• [EXTRACTED TEXT]

If you completely replace all built-in themes, be sure to also set output.html.preferred-dark-theme in the config, which defaults to the built-in navy theme.

index.hbs

index.hbs is the handlebars template that is used to render the book. The markdown files are processed to html and then injected in that template.

If you want to change the layout or style of your book, chances are that you will have to modify this template a little bit. Here is what you need to know.

Data

A lot of data is exposed to the handlebars template with the "context". In the handlebars template you can access this information by using

{{name_of_property}}

Here is a list of the properties that are exposed:

  • language Language of the book in the form en, as specified in book.toml (if not specified, defaults to en). To use in <html lang="{{ language }}"> for example.

  • title Title used for the current page. This is identical to {{ chapter_title }} - {{ book_title }} unless book_title is not set in which case it just defaults to the chapter_title.

  • book_title Title of the book, as specified in book.toml

  • chapter_title Title of the current chapter, as listed in SUMMARY.md

  • path Relative path to the original markdown file from the source directory

  • content This is the rendered markdown.

  • path_to_root This is a path containing exclusively ../'s that points to the root of the book from the current file. Since the original directory structure is maintained, it is useful to prepend relative links with this path_to_root.

• [THINGS TO DO]
1. Edit the stretch of the index.hbs documentation from "If you want" through "need to know.", putting "structure" in place of "layout".
2. Please condense the paragraph of the index.hbs documentation that begins "path_to_root This is a path" into a short bulleted list that keeps its main facts.
3. Name every property in the index.hbs documentation's list of properties exposed to the template.

• [MATERIAL]
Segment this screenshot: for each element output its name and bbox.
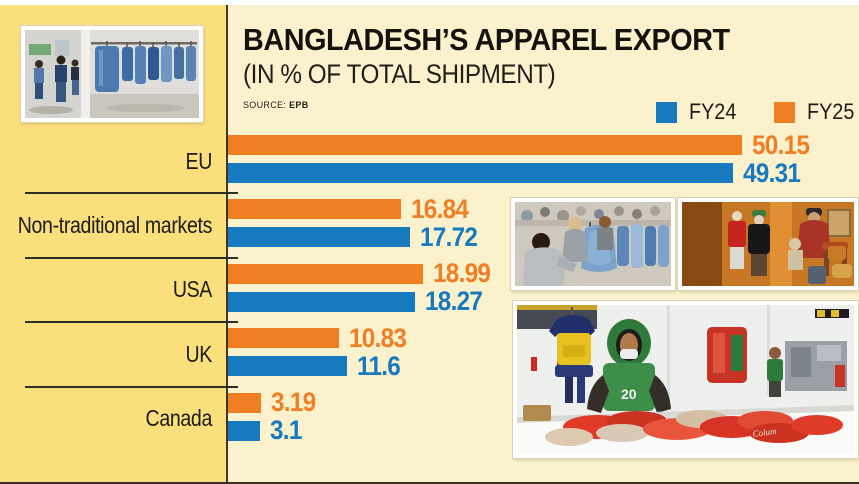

• [SOLUTIONS TO EACH TASK]
1.
If you want to change the structure or style of your book, chances are that you will have to modify this template a little bit. Here is what you need to know.

2.
- path_to_root is a path made up only of ../'s.
- It points from the current file to the root of the book.
- Because the original directory structure is maintained, it is useful to prepend relative links with path_to_root.

3.
- language
- title
- book_title
- chapter_title
- path
- content
- path_to_root